_Request 1_. According to the Unix interface standards text, which System V release does SVID3 correspond to?

_Supplied passage_.
════════

The System V Interface Definition nominally describes the interface to System V UNIX; SVID corresponds to System V Release 2 (SVR2). It is not clear that even System V ever completely conformed to the SVID specification -- it's a fairly large specification and has become less important as more recent specifications have been adopted. You can still see references to SVID in the STANDARDS section of many man pages, but in practice it's not significantly used anymore.

SVID was released in 1985 and still received references in the early '00s. In the additional releases, SVID2 corresponds to SVR3, and SVID3 corresponds to SVR4. These are the versions most likely to show up in man pages describing conformance.

POSIX

The POSIX name (coined by Richard Stallman as a vast improvement over the originally proposed name, "IEEE-IX," which strikes me as the sort of sound a car alarm makes) refers to a family of related standards that covers everything from a C programming API to a shell environment. The POSIX spec is predominantly associated with UNIX environments, but some non-UNIX systems have adopted all or part of the POSIX API.

════════

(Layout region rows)
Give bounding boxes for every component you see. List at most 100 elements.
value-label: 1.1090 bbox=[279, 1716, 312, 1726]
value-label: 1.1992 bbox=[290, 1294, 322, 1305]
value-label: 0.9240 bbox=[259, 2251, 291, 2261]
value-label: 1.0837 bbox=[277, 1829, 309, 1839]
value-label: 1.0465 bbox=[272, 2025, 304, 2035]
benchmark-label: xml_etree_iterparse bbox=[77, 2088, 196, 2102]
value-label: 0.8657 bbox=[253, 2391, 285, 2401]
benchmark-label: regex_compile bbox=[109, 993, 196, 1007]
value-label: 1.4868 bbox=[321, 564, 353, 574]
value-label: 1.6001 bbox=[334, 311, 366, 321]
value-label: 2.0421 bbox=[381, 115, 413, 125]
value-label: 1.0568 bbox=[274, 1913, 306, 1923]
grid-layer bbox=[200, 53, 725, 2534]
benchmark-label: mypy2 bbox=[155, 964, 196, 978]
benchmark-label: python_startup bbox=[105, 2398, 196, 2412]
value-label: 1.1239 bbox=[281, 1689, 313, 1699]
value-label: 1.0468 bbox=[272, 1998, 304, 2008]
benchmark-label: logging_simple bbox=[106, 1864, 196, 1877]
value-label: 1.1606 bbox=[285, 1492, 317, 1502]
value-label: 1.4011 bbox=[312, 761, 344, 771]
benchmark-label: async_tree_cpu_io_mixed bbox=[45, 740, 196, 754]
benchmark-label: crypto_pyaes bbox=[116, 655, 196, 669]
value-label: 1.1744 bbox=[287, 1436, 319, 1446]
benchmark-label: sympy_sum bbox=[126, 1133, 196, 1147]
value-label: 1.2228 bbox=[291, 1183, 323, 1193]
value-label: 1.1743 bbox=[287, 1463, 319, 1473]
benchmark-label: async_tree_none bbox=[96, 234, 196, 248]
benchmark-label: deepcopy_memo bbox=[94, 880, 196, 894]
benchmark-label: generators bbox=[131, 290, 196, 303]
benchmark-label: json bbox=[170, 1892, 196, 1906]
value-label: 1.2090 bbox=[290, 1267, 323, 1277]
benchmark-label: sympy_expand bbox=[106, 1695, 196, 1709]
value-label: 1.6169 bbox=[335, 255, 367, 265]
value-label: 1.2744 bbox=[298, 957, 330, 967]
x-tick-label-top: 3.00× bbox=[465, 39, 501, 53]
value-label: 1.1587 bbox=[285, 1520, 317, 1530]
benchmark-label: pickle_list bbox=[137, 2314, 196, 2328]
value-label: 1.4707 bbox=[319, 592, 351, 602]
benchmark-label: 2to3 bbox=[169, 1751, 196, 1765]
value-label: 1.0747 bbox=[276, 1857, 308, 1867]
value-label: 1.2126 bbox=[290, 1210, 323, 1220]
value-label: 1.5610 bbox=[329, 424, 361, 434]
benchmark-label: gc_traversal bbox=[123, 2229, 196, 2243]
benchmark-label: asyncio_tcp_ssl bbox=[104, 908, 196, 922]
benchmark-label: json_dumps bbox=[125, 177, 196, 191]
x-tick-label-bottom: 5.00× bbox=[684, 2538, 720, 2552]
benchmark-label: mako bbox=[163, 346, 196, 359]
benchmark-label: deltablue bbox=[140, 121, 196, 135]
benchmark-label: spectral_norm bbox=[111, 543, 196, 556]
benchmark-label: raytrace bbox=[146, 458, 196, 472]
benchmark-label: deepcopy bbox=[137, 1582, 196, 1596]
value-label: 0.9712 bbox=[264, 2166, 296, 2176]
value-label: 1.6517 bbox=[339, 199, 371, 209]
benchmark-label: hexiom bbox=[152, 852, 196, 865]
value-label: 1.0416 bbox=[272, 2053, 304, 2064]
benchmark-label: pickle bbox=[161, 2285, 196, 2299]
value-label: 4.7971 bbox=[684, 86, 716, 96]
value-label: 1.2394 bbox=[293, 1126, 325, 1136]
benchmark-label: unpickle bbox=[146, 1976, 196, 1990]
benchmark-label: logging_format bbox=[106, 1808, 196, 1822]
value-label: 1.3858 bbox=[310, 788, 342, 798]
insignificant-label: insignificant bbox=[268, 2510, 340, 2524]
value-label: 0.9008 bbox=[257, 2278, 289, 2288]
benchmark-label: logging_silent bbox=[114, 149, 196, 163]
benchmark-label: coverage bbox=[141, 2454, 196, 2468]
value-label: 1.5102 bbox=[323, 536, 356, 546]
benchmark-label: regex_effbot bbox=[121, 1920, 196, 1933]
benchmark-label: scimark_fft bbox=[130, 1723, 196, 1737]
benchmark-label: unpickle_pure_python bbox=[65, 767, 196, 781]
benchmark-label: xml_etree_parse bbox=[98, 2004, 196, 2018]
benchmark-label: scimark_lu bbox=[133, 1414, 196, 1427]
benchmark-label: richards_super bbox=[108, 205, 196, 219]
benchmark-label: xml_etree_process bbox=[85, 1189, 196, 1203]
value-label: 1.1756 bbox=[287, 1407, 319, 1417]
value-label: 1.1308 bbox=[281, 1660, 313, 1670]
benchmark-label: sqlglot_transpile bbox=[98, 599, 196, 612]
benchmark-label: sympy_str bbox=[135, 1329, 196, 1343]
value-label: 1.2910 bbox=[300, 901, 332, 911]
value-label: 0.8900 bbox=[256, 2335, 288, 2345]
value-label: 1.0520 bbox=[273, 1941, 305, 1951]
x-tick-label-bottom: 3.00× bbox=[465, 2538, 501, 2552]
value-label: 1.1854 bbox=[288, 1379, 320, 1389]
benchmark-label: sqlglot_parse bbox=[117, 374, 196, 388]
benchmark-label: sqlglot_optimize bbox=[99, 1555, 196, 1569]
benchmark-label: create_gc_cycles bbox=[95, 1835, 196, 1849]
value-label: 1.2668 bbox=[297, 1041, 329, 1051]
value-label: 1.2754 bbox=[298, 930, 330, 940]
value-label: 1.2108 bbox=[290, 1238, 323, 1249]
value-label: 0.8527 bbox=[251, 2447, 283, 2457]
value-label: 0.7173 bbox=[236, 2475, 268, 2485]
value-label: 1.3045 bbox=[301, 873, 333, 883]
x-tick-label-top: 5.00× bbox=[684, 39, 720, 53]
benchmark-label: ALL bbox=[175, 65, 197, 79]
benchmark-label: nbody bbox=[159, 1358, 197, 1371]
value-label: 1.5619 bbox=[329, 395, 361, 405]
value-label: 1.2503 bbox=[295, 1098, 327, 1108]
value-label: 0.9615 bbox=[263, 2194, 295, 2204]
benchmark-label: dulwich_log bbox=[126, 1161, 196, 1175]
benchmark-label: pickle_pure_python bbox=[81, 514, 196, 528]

════════

_Request 2_. Extract the layout region rows verbatim, from the first row through the line containing "grid-layer bbox=[200, 53, 725, 2534]", with both ends included.

_Written solution 1_. SVID3 corresponds to SVR4.

_Written solution 2_.
Give bounding boxes for every component you see. List at most 100 elements.
value-label: 1.1090 bbox=[279, 1716, 312, 1726]
value-label: 1.1992 bbox=[290, 1294, 322, 1305]
value-label: 0.9240 bbox=[259, 2251, 291, 2261]
value-label: 1.0837 bbox=[277, 1829, 309, 1839]
value-label: 1.0465 bbox=[272, 2025, 304, 2035]
benchmark-label: xml_etree_iterparse bbox=[77, 2088, 196, 2102]
value-label: 0.8657 bbox=[253, 2391, 285, 2401]
benchmark-label: regex_compile bbox=[109, 993, 196, 1007]
value-label: 1.4868 bbox=[321, 564, 353, 574]
value-label: 1.6001 bbox=[334, 311, 366, 321]
value-label: 2.0421 bbox=[381, 115, 413, 125]
value-label: 1.0568 bbox=[274, 1913, 306, 1923]
grid-layer bbox=[200, 53, 725, 2534]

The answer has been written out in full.